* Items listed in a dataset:
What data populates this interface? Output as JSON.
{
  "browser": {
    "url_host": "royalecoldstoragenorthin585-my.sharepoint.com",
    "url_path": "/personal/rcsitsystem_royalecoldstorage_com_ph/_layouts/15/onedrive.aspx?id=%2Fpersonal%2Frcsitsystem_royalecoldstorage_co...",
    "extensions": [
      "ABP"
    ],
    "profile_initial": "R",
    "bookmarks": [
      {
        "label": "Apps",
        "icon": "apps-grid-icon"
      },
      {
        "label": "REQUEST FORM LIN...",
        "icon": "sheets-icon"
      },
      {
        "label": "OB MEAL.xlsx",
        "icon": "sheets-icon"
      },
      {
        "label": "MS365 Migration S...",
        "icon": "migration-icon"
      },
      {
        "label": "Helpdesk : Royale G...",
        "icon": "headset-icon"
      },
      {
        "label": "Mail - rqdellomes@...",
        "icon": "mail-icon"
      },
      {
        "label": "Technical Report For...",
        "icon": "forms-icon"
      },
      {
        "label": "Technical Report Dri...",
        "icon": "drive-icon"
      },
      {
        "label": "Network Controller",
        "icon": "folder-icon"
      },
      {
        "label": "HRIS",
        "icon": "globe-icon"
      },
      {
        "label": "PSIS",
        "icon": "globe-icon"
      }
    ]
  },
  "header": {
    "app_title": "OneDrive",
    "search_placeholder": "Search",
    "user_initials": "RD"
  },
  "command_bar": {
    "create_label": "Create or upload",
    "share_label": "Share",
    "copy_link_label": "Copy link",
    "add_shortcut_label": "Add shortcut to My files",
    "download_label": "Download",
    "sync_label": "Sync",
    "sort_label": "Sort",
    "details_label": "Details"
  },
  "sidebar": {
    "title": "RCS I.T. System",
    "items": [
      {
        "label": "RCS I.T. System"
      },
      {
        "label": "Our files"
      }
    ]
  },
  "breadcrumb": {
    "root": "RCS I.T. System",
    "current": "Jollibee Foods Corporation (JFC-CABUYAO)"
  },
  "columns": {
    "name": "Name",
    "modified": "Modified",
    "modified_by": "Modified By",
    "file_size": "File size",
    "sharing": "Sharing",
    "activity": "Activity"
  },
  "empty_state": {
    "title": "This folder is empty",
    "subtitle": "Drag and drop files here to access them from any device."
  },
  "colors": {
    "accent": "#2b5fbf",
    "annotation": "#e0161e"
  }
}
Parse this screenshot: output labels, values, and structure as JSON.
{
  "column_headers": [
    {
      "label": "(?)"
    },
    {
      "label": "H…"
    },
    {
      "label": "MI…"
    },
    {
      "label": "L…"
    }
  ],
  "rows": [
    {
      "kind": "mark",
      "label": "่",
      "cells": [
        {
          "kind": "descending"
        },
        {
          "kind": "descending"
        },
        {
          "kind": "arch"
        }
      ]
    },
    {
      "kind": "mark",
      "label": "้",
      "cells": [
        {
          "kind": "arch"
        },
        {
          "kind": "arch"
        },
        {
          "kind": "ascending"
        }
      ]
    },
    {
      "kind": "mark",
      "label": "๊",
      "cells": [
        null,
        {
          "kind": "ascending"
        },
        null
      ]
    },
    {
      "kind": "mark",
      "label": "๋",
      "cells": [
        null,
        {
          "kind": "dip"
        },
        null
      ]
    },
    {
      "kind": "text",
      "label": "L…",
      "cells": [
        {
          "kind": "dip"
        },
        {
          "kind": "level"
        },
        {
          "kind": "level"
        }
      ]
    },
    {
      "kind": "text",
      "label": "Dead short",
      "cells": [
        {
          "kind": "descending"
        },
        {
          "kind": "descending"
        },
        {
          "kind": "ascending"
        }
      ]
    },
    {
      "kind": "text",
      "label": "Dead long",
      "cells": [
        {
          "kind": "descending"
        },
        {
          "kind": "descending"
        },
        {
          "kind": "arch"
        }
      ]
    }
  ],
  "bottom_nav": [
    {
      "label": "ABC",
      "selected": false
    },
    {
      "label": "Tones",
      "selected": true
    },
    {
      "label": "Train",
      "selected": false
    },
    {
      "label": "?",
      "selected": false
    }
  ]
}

* STATED TASK: Repeat all the records. Match each line exactly.

* RESPONSE TO THE TASK:
What data populates this interface? Output as JSON.
{
  "browser": {
    "url_host": "royalecoldstoragenorthin585-my.sharepoint.com",
    "url_path": "/personal/rcsitsystem_royalecoldstorage_com_ph/_layouts/15/onedrive.aspx?id=%2Fpersonal%2Frcsitsystem_royalecoldstorage_co...",
    "extensions": [
      "ABP"
    ],
    "profile_initial": "R",
    "bookmarks": [
      {
        "label": "Apps",
        "icon": "apps-grid-icon"
      },
      {
        "label": "REQUEST FORM LIN...",
        "icon": "sheets-icon"
      },
      {
        "label": "OB MEAL.xlsx",
        "icon": "sheets-icon"
      },
      {
        "label": "MS365 Migration S...",
        "icon": "migration-icon"
      },
      {
        "label": "Helpdesk : Royale G...",
        "icon": "headset-icon"
      },
      {
        "label": "Mail - rqdellomes@...",
        "icon": "mail-icon"
      },
      {
        "label": "Technical Report For...",
        "icon": "forms-icon"
      },
      {
        "label": "Technical Report Dri...",
        "icon": "drive-icon"
      },
      {
        "label": "Network Controller",
        "icon": "folder-icon"
      },
      {
        "label": "HRIS",
        "icon": "globe-icon"
      },
      {
        "label": "PSIS",
        "icon": "globe-icon"
      }
    ]
  },
  "header": {
    "app_title": "OneDrive",
    "search_placeholder": "Search",
    "user_initials": "RD"
  },
  "command_bar": {
    "create_label": "Create or upload",
    "share_label": "Share",
    "copy_link_label": "Copy link",
    "add_shortcut_label": "Add shortcut to My files",
    "download_label": "Download",
    "sync_label": "Sync",
    "sort_label": "Sort",
    "details_label": "Details"
  },
  "sidebar": {
    "title": "RCS I.T. System",
    "items": [
      {
        "label": "RCS I.T. System"
      },
      {
        "label": "Our files"
      }
    ]
  },
  "breadcrumb": {
    "root": "RCS I.T. System",
    "current": "Jollibee Foods Corporation (JFC-CABUYAO)"
  },
  "columns": {
    "name": "Name",
    "modified": "Modified",
    "modified_by": "Modified By",
    "file_size": "File size",
    "sharing": "Sharing",
    "activity": "Activity"
  },
  "empty_state": {
    "title": "This folder is empty",
    "subtitle": "Drag and drop files here to access them from any device."
  },
  "colors": {
    "accent": "#2b5fbf",
    "annotation": "#e0161e"
  }
}
Parse this screenshot: output labels, values, and structure as JSON.
{
  "column_headers": [
    {
      "label": "(?)"
    },
    {
      "label": "H…"
    },
    {
      "label": "MI…"
    },
    {
      "label": "L…"
    }
  ],
  "rows": [
    {
      "kind": "mark",
      "label": "่",
      "cells": [
        {
          "kind": "descending"
        },
        {
          "kind": "descending"
        },
        {
          "kind": "arch"
        }
      ]
    },
    {
      "kind": "mark",
      "label": "้",
      "cells": [
        {
          "kind": "arch"
        },
        {
          "kind": "arch"
        },
        {
          "kind": "ascending"
        }
      ]
    },
    {
      "kind": "mark",
      "label": "๊",
      "cells": [
        null,
        {
          "kind": "ascending"
        },
        null
      ]
    },
    {
      "kind": "mark",
      "label": "๋",
      "cells": [
        null,
        {
          "kind": "dip"
        },
        null
      ]
    },
    {
      "kind": "text",
      "label": "L…",
      "cells": [
        {
          "kind": "dip"
        },
        {
          "kind": "level"
        },
        {
          "kind": "level"
        }
      ]
    },
    {
      "kind": "text",
      "label": "Dead short",
      "cells": [
        {
          "kind": "descending"
        },
        {
          "kind": "descending"
        },
        {
          "kind": "ascending"
        }
      ]
    },
    {
      "kind": "text",
      "label": "Dead long",
      "cells": [
        {
          "kind": "descending"
        },
        {
          "kind": "descending"
        },
        {
          "kind": "arch"
        }
      ]
    }
  ],
  "bottom_nav": [
    {
      "label": "ABC",
      "selected": false
    },
    {
      "label": "Tones",
      "selected": true
    },
    {
      "label": "Train",
      "selected": false
    },
    {
      "label": "?",
      "selected": false
    }
  ]
}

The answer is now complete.